• _PROVIDED MATERIAL_:
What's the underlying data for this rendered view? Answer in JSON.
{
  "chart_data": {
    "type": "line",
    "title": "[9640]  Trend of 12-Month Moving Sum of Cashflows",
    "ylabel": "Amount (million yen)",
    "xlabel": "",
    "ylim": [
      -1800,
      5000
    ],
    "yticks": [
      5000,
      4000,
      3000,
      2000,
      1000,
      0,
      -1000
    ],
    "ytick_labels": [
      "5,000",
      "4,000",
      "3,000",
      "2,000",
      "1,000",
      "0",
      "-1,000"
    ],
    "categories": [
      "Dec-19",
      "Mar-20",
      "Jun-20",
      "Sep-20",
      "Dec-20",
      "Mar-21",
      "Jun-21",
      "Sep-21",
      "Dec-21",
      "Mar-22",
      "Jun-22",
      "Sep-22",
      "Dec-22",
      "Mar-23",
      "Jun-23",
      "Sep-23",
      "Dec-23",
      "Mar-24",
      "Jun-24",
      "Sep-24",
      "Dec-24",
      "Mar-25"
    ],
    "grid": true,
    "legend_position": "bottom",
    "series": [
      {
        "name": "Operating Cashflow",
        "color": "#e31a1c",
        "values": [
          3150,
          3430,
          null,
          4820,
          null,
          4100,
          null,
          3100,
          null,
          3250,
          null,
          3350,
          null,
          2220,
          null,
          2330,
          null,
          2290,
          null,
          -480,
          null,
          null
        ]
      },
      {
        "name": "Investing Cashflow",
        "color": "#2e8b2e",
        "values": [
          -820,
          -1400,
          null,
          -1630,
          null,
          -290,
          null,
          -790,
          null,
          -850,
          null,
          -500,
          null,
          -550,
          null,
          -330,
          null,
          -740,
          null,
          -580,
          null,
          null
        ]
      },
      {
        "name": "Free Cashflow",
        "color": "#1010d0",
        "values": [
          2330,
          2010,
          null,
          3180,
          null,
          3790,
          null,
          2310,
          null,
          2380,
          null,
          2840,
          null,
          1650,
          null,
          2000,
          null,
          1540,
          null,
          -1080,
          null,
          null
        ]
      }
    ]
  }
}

• _EXERCISE BRIEF_: Retype every record above exactly as it appears.

• _WRITTEN RESPONSE_:
What's the underlying data for this rendered view? Answer in JSON.
{
  "chart_data": {
    "type": "line",
    "title": "[9640]  Trend of 12-Month Moving Sum of Cashflows",
    "ylabel": "Amount (million yen)",
    "xlabel": "",
    "ylim": [
      -1800,
      5000
    ],
    "yticks": [
      5000,
      4000,
      3000,
      2000,
      1000,
      0,
      -1000
    ],
    "ytick_labels": [
      "5,000",
      "4,000",
      "3,000",
      "2,000",
      "1,000",
      "0",
      "-1,000"
    ],
    "categories": [
      "Dec-19",
      "Mar-20",
      "Jun-20",
      "Sep-20",
      "Dec-20",
      "Mar-21",
      "Jun-21",
      "Sep-21",
      "Dec-21",
      "Mar-22",
      "Jun-22",
      "Sep-22",
      "Dec-22",
      "Mar-23",
      "Jun-23",
      "Sep-23",
      "Dec-23",
      "Mar-24",
      "Jun-24",
      "Sep-24",
      "Dec-24",
      "Mar-25"
    ],
    "grid": true,
    "legend_position": "bottom",
    "series": [
      {
        "name": "Operating Cashflow",
        "color": "#e31a1c",
        "values": [
          3150,
          3430,
          null,
          4820,
          null,
          4100,
          null,
          3100,
          null,
          3250,
          null,
          3350,
          null,
          2220,
          null,
          2330,
          null,
          2290,
          null,
          -480,
          null,
          null
        ]
      },
      {
        "name": "Investing Cashflow",
        "color": "#2e8b2e",
        "values": [
          -820,
          -1400,
          null,
          -1630,
          null,
          -290,
          null,
          -790,
          null,
          -850,
          null,
          -500,
          null,
          -550,
          null,
          -330,
          null,
          -740,
          null,
          -580,
          null,
          null
        ]
      },
      {
        "name": "Free Cashflow",
        "color": "#1010d0",
        "values": [
          2330,
          2010,
          null,
          3180,
          null,
          3790,
          null,
          2310,
          null,
          2380,
          null,
          2840,
          null,
          1650,
          null,
          2000,
          null,
          1540,
          null,
          -1080,
          null,
          null
        ]
      }
    ]
  }
}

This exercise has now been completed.